- Instructions to follow -
Every record is to be printed exactly as written; pictures are to be omitted.

[Data tied to figure images]
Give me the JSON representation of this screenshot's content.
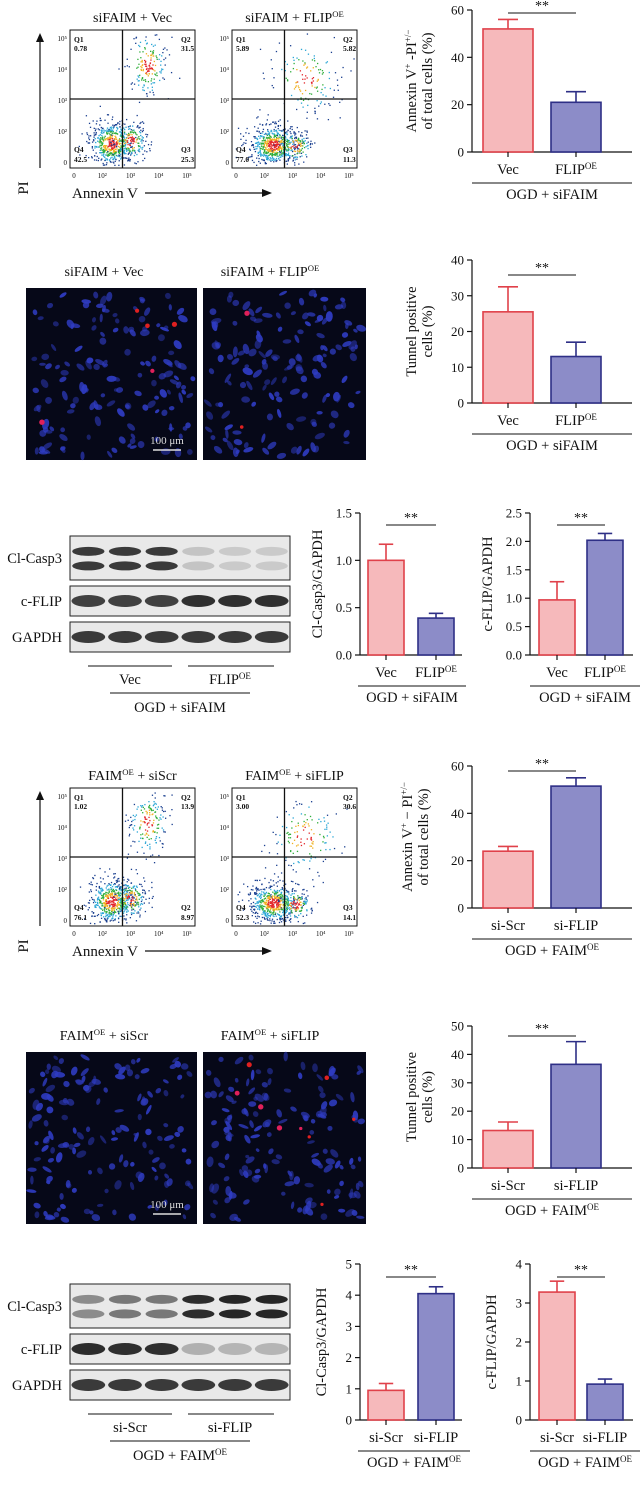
{
  "colors": {
    "vec_fill": "#f6b9bb",
    "vec_edge": "#e0414a",
    "oe_fill": "#8c8cc8",
    "oe_edge": "#2e2f86",
    "micro_bg": "#060818",
    "nucleus": "#2f3cc2",
    "wb_bg": "#e9e9e9",
    "wb_band": "#1b1b1b"
  },
  "panels": {
    "flow1": {
      "titles": [
        "siFAIM + Vec",
        "siFAIM + FLIP<sup>OE</sup>"
      ],
      "quads": [
        {
          "q1": "0.78",
          "q2": "31.5",
          "q3": "25.3",
          "q4": "42.5"
        },
        {
          "q1": "5.89",
          "q2": "5.82",
          "q3": "11.3",
          "q4": "77.0"
        }
      ],
      "q_labels": {
        "q1": "Q1",
        "q2": "Q2",
        "q3": "Q3",
        "q4": "Q4"
      },
      "ylabel": "PI",
      "xlabel": "Annexin V",
      "xticks": [
        "0",
        "10²",
        "10³",
        "10⁴",
        "10⁵"
      ],
      "yticks": [
        "10⁵",
        "10⁴",
        "10³",
        "10²",
        "0"
      ]
    },
    "micro1": {
      "titles": [
        "siFAIM + Vec",
        "siFAIM + FLIP<sup>OE</sup>"
      ],
      "scale": "100 μm"
    },
    "wb1": {
      "rows": [
        "Cl-Casp3",
        "c-FLIP",
        "GAPDH"
      ],
      "groups": [
        "Vec",
        "FLIP<sup>OE</sup>"
      ],
      "condition": "OGD + siFAIM"
    },
    "flow2": {
      "titles": [
        "FAIM<sup>OE</sup> + siScr",
        "FAIM<sup>OE</sup> + siFLIP"
      ],
      "quads": [
        {
          "q1": "1.02",
          "q2": "13.9",
          "q3": "8.97",
          "q4": "76.1"
        },
        {
          "q1": "3.00",
          "q2": "30.6",
          "q3": "14.1",
          "q4": "52.3"
        }
      ],
      "q_labels": {
        "q1": "Q1",
        "q2": "Q2",
        "q3": "Q2",
        "q4": "Q4",
        "q3_right": "Q3"
      },
      "ylabel": "PI",
      "xlabel": "Annexin V",
      "xticks": [
        "0",
        "10²",
        "10³",
        "10⁴",
        "10⁵"
      ],
      "yticks": [
        "10⁵",
        "10⁴",
        "10³",
        "10²",
        "0"
      ]
    },
    "micro2": {
      "titles": [
        "FAIM<sup>OE</sup> + siScr",
        "FAIM<sup>OE</sup> + siFLIP"
      ],
      "scale": "100 μm"
    },
    "wb2": {
      "rows": [
        "Cl-Casp3",
        "c-FLIP",
        "GAPDH"
      ],
      "groups": [
        "si-Scr",
        "si-FLIP"
      ],
      "condition": "OGD + FAIM<sup>OE</sup>"
    }
  },
  "chart_data": [
    {
      "id": "annexin1",
      "type": "bar",
      "categories": [
        "Vec",
        "FLIP<sup>OE</sup>"
      ],
      "values": [
        52,
        21
      ],
      "errors": [
        4,
        4.5
      ],
      "ylabel": [
        "Annexin V<sup>+</sup> -PI<sup>+/−</sup>",
        "of total cells (%)"
      ],
      "ylim": [
        0,
        60
      ],
      "yticks": [
        "0",
        "20",
        "40",
        "60"
      ],
      "significance": "**",
      "group_label": "OGD + siFAIM"
    },
    {
      "id": "tunel1",
      "type": "bar",
      "categories": [
        "Vec",
        "FLIP<sup>OE</sup>"
      ],
      "values": [
        25.5,
        13
      ],
      "errors": [
        7,
        4
      ],
      "ylabel": [
        "Tunnel positive",
        "cells (%)"
      ],
      "ylim": [
        0,
        40
      ],
      "yticks": [
        "0",
        "10",
        "20",
        "30",
        "40"
      ],
      "significance": "**",
      "group_label": "OGD + siFAIM"
    },
    {
      "id": "casp3_1",
      "type": "bar",
      "categories": [
        "Vec",
        "FLIP<sup>OE</sup>"
      ],
      "values": [
        1.0,
        0.39
      ],
      "errors": [
        0.17,
        0.05
      ],
      "ylabel": [
        "Cl-Casp3/GAPDH"
      ],
      "ylim": [
        0,
        1.5
      ],
      "yticks": [
        "0.0",
        "0.5",
        "1.0",
        "1.5"
      ],
      "significance": "**",
      "group_label": "OGD + siFAIM"
    },
    {
      "id": "flip1",
      "type": "bar",
      "categories": [
        "Vec",
        "FLIP<sup>OE</sup>"
      ],
      "values": [
        0.97,
        2.02
      ],
      "errors": [
        0.32,
        0.12
      ],
      "ylabel": [
        "c-FLIP/GAPDH"
      ],
      "ylim": [
        0,
        2.5
      ],
      "yticks": [
        "0.0",
        "0.5",
        "1.0",
        "1.5",
        "2.0",
        "2.5"
      ],
      "significance": "**",
      "group_label": "OGD + siFAIM"
    },
    {
      "id": "annexin2",
      "type": "bar",
      "categories": [
        "si-Scr",
        "si-FLIP"
      ],
      "values": [
        24,
        51.5
      ],
      "errors": [
        2,
        3.5
      ],
      "ylabel": [
        "Annexin V<sup>+</sup> − PI<sup>+/−</sup>",
        "of total cells (%)"
      ],
      "ylim": [
        0,
        60
      ],
      "yticks": [
        "0",
        "20",
        "40",
        "60"
      ],
      "significance": "**",
      "group_label": "OGD + FAIM<sup>OE</sup>"
    },
    {
      "id": "tunel2",
      "type": "bar",
      "categories": [
        "si-Scr",
        "si-FLIP"
      ],
      "values": [
        13.2,
        36.5
      ],
      "errors": [
        3,
        8
      ],
      "ylabel": [
        "Tunnel positive",
        "cells (%)"
      ],
      "ylim": [
        0,
        50
      ],
      "yticks": [
        "0",
        "10",
        "20",
        "30",
        "40",
        "50"
      ],
      "significance": "**",
      "group_label": "OGD + FAIM<sup>OE</sup>"
    },
    {
      "id": "casp3_2",
      "type": "bar",
      "categories": [
        "si-Scr",
        "si-FLIP"
      ],
      "values": [
        0.95,
        4.05
      ],
      "errors": [
        0.22,
        0.22
      ],
      "ylabel": [
        "Cl-Casp3/GAPDH"
      ],
      "ylim": [
        0,
        5
      ],
      "yticks": [
        "0",
        "1",
        "2",
        "3",
        "4",
        "5"
      ],
      "significance": "**",
      "group_label": "OGD + FAIM<sup>OE</sup>"
    },
    {
      "id": "flip2",
      "type": "bar",
      "categories": [
        "si-Scr",
        "si-FLIP"
      ],
      "values": [
        3.28,
        0.92
      ],
      "errors": [
        0.28,
        0.13
      ],
      "ylabel": [
        "c-FLIP/GAPDH"
      ],
      "ylim": [
        0,
        4
      ],
      "yticks": [
        "0",
        "1",
        "2",
        "3",
        "4"
      ],
      "significance": "**",
      "group_label": "OGD + FAIM<sup>OE</sup>"
    }
  ]
}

- Task response -
Give me the JSON representation of this screenshot's content.
{
  "colors": {
    "vec_fill": "#f6b9bb",
    "vec_edge": "#e0414a",
    "oe_fill": "#8c8cc8",
    "oe_edge": "#2e2f86",
    "micro_bg": "#060818",
    "nucleus": "#2f3cc2",
    "wb_bg": "#e9e9e9",
    "wb_band": "#1b1b1b"
  },
  "panels": {
    "flow1": {
      "titles": [
        "siFAIM + Vec",
        "siFAIM + FLIP<sup>OE</sup>"
      ],
      "quads": [
        {
          "q1": "0.78",
          "q2": "31.5",
          "q3": "25.3",
          "q4": "42.5"
        },
        {
          "q1": "5.89",
          "q2": "5.82",
          "q3": "11.3",
          "q4": "77.0"
        }
      ],
      "q_labels": {
        "q1": "Q1",
        "q2": "Q2",
        "q3": "Q3",
        "q4": "Q4"
      },
      "ylabel": "PI",
      "xlabel": "Annexin V",
      "xticks": [
        "0",
        "10²",
        "10³",
        "10⁴",
        "10⁵"
      ],
      "yticks": [
        "10⁵",
        "10⁴",
        "10³",
        "10²",
        "0"
      ]
    },
    "micro1": {
      "titles": [
        "siFAIM + Vec",
        "siFAIM + FLIP<sup>OE</sup>"
      ],
      "scale": "100 μm"
    },
    "wb1": {
      "rows": [
        "Cl-Casp3",
        "c-FLIP",
        "GAPDH"
      ],
      "groups": [
        "Vec",
        "FLIP<sup>OE</sup>"
      ],
      "condition": "OGD + siFAIM"
    },
    "flow2": {
      "titles": [
        "FAIM<sup>OE</sup> + siScr",
        "FAIM<sup>OE</sup> + siFLIP"
      ],
      "quads": [
        {
          "q1": "1.02",
          "q2": "13.9",
          "q3": "8.97",
          "q4": "76.1"
        },
        {
          "q1": "3.00",
          "q2": "30.6",
          "q3": "14.1",
          "q4": "52.3"
        }
      ],
      "q_labels": {
        "q1": "Q1",
        "q2": "Q2",
        "q3": "Q2",
        "q4": "Q4",
        "q3_right": "Q3"
      },
      "ylabel": "PI",
      "xlabel": "Annexin V",
      "xticks": [
        "0",
        "10²",
        "10³",
        "10⁴",
        "10⁵"
      ],
      "yticks": [
        "10⁵",
        "10⁴",
        "10³",
        "10²",
        "0"
      ]
    },
    "micro2": {
      "titles": [
        "FAIM<sup>OE</sup> + siScr",
        "FAIM<sup>OE</sup> + siFLIP"
      ],
      "scale": "100 μm"
    },
    "wb2": {
      "rows": [
        "Cl-Casp3",
        "c-FLIP",
        "GAPDH"
      ],
      "groups": [
        "si-Scr",
        "si-FLIP"
      ],
      "condition": "OGD + FAIM<sup>OE</sup>"
    }
  },
  "chart_data": [
    {
      "id": "annexin1",
      "type": "bar",
      "categories": [
        "Vec",
        "FLIP<sup>OE</sup>"
      ],
      "values": [
        52,
        21
      ],
      "errors": [
        4,
        4.5
      ],
      "ylabel": [
        "Annexin V<sup>+</sup> -PI<sup>+/−</sup>",
        "of total cells (%)"
      ],
      "ylim": [
        0,
        60
      ],
      "yticks": [
        "0",
        "20",
        "40",
        "60"
      ],
      "significance": "**",
      "group_label": "OGD + siFAIM"
    },
    {
      "id": "tunel1",
      "type": "bar",
      "categories": [
        "Vec",
        "FLIP<sup>OE</sup>"
      ],
      "values": [
        25.5,
        13
      ],
      "errors": [
        7,
        4
      ],
      "ylabel": [
        "Tunnel positive",
        "cells (%)"
      ],
      "ylim": [
        0,
        40
      ],
      "yticks": [
        "0",
        "10",
        "20",
        "30",
        "40"
      ],
      "significance": "**",
      "group_label": "OGD + siFAIM"
    },
    {
      "id": "casp3_1",
      "type": "bar",
      "categories": [
        "Vec",
        "FLIP<sup>OE</sup>"
      ],
      "values": [
        1.0,
        0.39
      ],
      "errors": [
        0.17,
        0.05
      ],
      "ylabel": [
        "Cl-Casp3/GAPDH"
      ],
      "ylim": [
        0,
        1.5
      ],
      "yticks": [
        "0.0",
        "0.5",
        "1.0",
        "1.5"
      ],
      "significance": "**",
      "group_label": "OGD + siFAIM"
    },
    {
      "id": "flip1",
      "type": "bar",
      "categories": [
        "Vec",
        "FLIP<sup>OE</sup>"
      ],
      "values": [
        0.97,
        2.02
      ],
      "errors": [
        0.32,
        0.12
      ],
      "ylabel": [
        "c-FLIP/GAPDH"
      ],
      "ylim": [
        0,
        2.5
      ],
      "yticks": [
        "0.0",
        "0.5",
        "1.0",
        "1.5",
        "2.0",
        "2.5"
      ],
      "significance": "**",
      "group_label": "OGD + siFAIM"
    },
    {
      "id": "annexin2",
      "type": "bar",
      "categories": [
        "si-Scr",
        "si-FLIP"
      ],
      "values": [
        24,
        51.5
      ],
      "errors": [
        2,
        3.5
      ],
      "ylabel": [
        "Annexin V<sup>+</sup> − PI<sup>+/−</sup>",
        "of total cells (%)"
      ],
      "ylim": [
        0,
        60
      ],
      "yticks": [
        "0",
        "20",
        "40",
        "60"
      ],
      "significance": "**",
      "group_label": "OGD + FAIM<sup>OE</sup>"
    },
    {
      "id": "tunel2",
      "type": "bar",
      "categories": [
        "si-Scr",
        "si-FLIP"
      ],
      "values": [
        13.2,
        36.5
      ],
      "errors": [
        3,
        8
      ],
      "ylabel": [
        "Tunnel positive",
        "cells (%)"
      ],
      "ylim": [
        0,
        50
      ],
      "yticks": [
        "0",
        "10",
        "20",
        "30",
        "40",
        "50"
      ],
      "significance": "**",
      "group_label": "OGD + FAIM<sup>OE</sup>"
    },
    {
      "id": "casp3_2",
      "type": "bar",
      "categories": [
        "si-Scr",
        "si-FLIP"
      ],
      "values": [
        0.95,
        4.05
      ],
      "errors": [
        0.22,
        0.22
      ],
      "ylabel": [
        "Cl-Casp3/GAPDH"
      ],
      "ylim": [
        0,
        5
      ],
      "yticks": [
        "0",
        "1",
        "2",
        "3",
        "4",
        "5"
      ],
      "significance": "**",
      "group_label": "OGD + FAIM<sup>OE</sup>"
    },
    {
      "id": "flip2",
      "type": "bar",
      "categories": [
        "si-Scr",
        "si-FLIP"
      ],
      "values": [
        3.28,
        0.92
      ],
      "errors": [
        0.28,
        0.13
      ],
      "ylabel": [
        "c-FLIP/GAPDH"
      ],
      "ylim": [
        0,
        4
      ],
      "yticks": [
        "0",
        "1",
        "2",
        "3",
        "4"
      ],
      "significance": "**",
      "group_label": "OGD + FAIM<sup>OE</sup>"
    }
  ]
}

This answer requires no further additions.